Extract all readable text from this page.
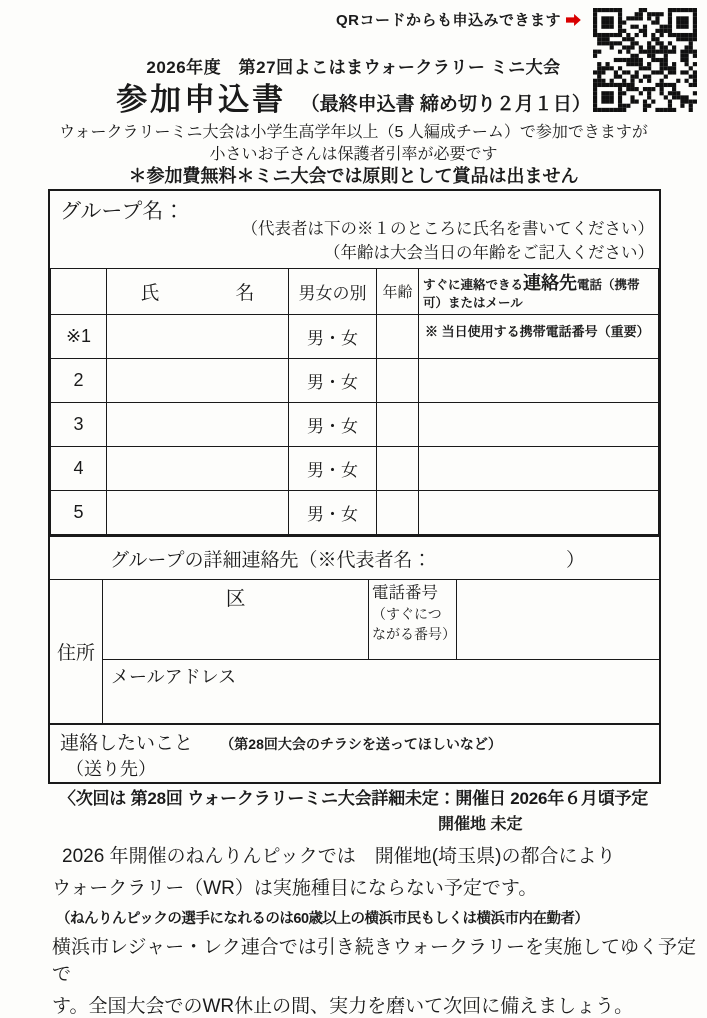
QRコードからも申込みできます
2026年度　第27回よこはまウォークラリー ミニ大会
参加申込書 （最終申込書 締め切り２月１日）
ウォークラリーミニ大会は小学生高学年以上（5 人編成チーム）で参加できますが
小さいお子さんは保護者引率が必要です
＊参加費無料＊ミニ大会では原則として賞品は出ません
グループ名：
（代表者は下の※１のところに氏名を書いてください）
（年齢は大会当日の年齢をご記入ください）
	氏　　　　名	男女の別	年齢	すぐに連絡できる連絡先電話（携帯可）またはメール
※1		男・女		※ 当日使用する携帯電話番号（重要）
2		男・女		
3		男・女		
4		男・女		
5		男・女		
グループの詳細連絡先（※代表者名：	）
住所
区	電話番号
（すぐにつながる番号）
メールアドレス
連絡したいこと （第28回大会のチラシを送ってほしいなど）
（送り先）
〈次回は 第28回 ウォークラリーミニ大会詳細未定：開催日 2026年６月頃予定
開催地 未定
2026 年開催のねんりんピックでは　開催地(埼玉県)の都合により
ウォークラリー（WR）は実施種目にならない予定です。
（ねんりんピックの選手になれるのは60歳以上の横浜市民もしくは横浜市内在勤者）
横浜市レジャー・レク連合では引き続きウォークラリーを実施してゆく予定で
す。全国大会でのWR休止の間、実力を磨いて次回に備えましょう。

What you will do:
Repeat the data exactly, without the pictures.

Exercise output:
Extract all readable text from this page.
QRコードからも申込みできます
2026年度　第27回よこはまウォークラリー ミニ大会
参加申込書 （最終申込書 締め切り２月１日）
ウォークラリーミニ大会は小学生高学年以上（5 人編成チーム）で参加できますが
小さいお子さんは保護者引率が必要です
＊参加費無料＊ミニ大会では原則として賞品は出ません
グループ名：
（代表者は下の※１のところに氏名を書いてください）
（年齢は大会当日の年齢をご記入ください）
	氏　　　　名	男女の別	年齢	すぐに連絡できる連絡先電話（携帯可）またはメール
※1		男・女		※ 当日使用する携帯電話番号（重要）
2		男・女		
3		男・女		
4		男・女		
5		男・女		
グループの詳細連絡先（※代表者名：	）
住所
区	電話番号
（すぐにつながる番号）
メールアドレス
連絡したいこと （第28回大会のチラシを送ってほしいなど）
（送り先）
〈次回は 第28回 ウォークラリーミニ大会詳細未定：開催日 2026年６月頃予定
開催地 未定
2026 年開催のねんりんピックでは　開催地(埼玉県)の都合により
ウォークラリー（WR）は実施種目にならない予定です。
（ねんりんピックの選手になれるのは60歳以上の横浜市民もしくは横浜市内在勤者）
横浜市レジャー・レク連合では引き続きウォークラリーを実施してゆく予定で
す。全国大会でのWR休止の間、実力を磨いて次回に備えましょう。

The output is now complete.